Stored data
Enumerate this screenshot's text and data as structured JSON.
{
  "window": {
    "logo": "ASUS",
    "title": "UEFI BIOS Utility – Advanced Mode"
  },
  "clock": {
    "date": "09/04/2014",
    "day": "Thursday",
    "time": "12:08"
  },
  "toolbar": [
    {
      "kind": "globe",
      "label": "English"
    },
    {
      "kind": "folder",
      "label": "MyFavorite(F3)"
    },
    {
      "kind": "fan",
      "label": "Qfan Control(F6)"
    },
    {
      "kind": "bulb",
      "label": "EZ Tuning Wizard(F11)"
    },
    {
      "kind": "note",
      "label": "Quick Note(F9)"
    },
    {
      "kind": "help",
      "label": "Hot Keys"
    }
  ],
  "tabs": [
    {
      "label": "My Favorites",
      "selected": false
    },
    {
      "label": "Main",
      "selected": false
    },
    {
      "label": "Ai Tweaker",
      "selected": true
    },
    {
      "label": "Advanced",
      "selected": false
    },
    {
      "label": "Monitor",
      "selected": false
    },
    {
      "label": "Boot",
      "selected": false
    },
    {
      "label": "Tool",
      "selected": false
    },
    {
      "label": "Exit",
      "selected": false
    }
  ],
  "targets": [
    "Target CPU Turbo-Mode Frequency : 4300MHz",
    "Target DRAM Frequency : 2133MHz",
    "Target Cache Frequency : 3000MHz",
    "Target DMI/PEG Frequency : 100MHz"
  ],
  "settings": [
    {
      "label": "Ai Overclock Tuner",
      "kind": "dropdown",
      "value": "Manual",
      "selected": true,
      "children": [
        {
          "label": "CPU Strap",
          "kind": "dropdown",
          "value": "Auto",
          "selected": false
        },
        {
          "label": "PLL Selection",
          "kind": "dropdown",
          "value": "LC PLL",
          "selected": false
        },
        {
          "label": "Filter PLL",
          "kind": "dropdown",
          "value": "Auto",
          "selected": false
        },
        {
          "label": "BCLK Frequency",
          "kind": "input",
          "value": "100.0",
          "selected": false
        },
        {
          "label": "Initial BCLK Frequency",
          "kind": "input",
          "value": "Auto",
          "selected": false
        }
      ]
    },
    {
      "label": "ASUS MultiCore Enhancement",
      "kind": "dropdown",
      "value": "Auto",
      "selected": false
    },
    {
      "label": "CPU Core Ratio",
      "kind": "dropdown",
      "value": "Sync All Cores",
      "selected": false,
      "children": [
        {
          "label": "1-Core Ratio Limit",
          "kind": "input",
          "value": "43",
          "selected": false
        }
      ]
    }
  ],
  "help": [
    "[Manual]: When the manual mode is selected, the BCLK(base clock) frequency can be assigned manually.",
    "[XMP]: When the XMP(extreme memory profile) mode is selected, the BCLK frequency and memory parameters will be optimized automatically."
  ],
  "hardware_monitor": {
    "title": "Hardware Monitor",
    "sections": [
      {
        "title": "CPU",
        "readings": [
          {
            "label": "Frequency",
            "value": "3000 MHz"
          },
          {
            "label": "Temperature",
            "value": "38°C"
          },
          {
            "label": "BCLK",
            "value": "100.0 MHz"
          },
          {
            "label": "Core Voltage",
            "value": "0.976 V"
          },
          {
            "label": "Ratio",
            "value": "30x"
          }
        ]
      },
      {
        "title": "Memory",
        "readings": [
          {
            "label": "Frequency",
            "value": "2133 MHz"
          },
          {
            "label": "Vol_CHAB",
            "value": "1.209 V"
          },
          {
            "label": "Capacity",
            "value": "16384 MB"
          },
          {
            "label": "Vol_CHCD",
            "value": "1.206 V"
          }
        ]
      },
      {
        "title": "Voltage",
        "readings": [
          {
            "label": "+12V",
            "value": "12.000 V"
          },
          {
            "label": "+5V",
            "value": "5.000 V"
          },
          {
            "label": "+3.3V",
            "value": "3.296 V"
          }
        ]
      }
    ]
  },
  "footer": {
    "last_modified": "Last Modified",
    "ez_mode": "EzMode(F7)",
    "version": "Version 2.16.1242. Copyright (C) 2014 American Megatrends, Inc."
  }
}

PROBLEM DETAILS
Find the lines with the string "BCLK" and reproduce them.

RESPONSE BELOW
          "label": "BCLK Frequency",
          "label": "Initial BCLK Frequency",
    "[Manual]: When the manual mode is selected, the BCLK(base clock) frequency can be assigned manually.",
    "[XMP]: When the XMP(extreme memory profile) mode is selected, the BCLK frequency and memory parameters will be optimized automatically."
            "label": "BCLK",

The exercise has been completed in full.